DATA SHOWN =
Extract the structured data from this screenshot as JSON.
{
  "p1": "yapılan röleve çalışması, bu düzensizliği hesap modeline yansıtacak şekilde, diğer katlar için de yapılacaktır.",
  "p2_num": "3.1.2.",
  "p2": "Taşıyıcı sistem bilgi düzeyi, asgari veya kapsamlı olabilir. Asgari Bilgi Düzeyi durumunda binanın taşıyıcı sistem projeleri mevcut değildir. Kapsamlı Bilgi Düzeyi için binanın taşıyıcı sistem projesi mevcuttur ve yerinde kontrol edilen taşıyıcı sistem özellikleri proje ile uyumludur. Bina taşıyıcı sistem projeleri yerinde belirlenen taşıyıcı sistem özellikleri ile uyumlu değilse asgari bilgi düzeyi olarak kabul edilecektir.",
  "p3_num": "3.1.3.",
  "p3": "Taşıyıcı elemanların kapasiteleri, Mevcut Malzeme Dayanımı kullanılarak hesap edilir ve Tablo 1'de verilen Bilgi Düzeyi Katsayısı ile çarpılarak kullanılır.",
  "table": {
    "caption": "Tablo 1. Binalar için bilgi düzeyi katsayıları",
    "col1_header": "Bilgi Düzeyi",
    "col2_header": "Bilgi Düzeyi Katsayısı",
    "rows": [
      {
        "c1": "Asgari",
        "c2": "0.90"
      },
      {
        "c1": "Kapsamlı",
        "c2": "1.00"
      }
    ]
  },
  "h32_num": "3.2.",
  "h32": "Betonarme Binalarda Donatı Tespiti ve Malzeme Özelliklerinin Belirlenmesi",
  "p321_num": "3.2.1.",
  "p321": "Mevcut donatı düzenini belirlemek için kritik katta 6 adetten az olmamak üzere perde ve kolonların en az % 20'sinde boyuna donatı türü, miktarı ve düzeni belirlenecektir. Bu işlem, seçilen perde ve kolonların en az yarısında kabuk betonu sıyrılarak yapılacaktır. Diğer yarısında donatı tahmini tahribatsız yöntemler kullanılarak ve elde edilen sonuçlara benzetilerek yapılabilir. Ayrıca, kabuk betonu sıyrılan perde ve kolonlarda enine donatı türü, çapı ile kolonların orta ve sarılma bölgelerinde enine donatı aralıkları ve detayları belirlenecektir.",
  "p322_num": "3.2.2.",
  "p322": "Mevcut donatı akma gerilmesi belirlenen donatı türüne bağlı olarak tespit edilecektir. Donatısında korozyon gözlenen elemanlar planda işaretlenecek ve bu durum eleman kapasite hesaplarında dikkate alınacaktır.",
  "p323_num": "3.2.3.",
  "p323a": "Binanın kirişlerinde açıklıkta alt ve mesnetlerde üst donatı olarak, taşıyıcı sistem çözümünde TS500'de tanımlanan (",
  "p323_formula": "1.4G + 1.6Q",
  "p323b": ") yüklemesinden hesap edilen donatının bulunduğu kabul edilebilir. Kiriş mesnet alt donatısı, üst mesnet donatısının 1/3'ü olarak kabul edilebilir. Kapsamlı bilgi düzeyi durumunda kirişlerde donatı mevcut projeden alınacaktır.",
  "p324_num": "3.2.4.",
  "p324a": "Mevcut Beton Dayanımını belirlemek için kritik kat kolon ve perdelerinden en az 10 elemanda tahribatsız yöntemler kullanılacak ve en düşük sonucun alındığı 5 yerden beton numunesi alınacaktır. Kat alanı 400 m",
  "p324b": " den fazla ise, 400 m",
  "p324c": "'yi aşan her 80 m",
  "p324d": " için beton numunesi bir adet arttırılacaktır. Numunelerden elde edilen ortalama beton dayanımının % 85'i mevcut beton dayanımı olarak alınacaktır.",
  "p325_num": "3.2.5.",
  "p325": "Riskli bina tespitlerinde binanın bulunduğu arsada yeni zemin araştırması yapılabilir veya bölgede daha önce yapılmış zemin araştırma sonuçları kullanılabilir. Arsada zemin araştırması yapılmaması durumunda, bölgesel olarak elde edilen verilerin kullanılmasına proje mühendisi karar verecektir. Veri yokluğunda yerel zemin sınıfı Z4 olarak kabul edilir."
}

WRITTEN TASK =
Which lines hold the word "Tablo"? Copy every one of them.

CORRECT OUTPUT =
  "p3": "Taşıyıcı elemanların kapasiteleri, Mevcut Malzeme Dayanımı kullanılarak hesap edilir ve Tablo 1'de verilen Bilgi Düzeyi Katsayısı ile çarpılarak kullanılır.",
    "caption": "Tablo 1. Binalar için bilgi düzeyi katsayıları",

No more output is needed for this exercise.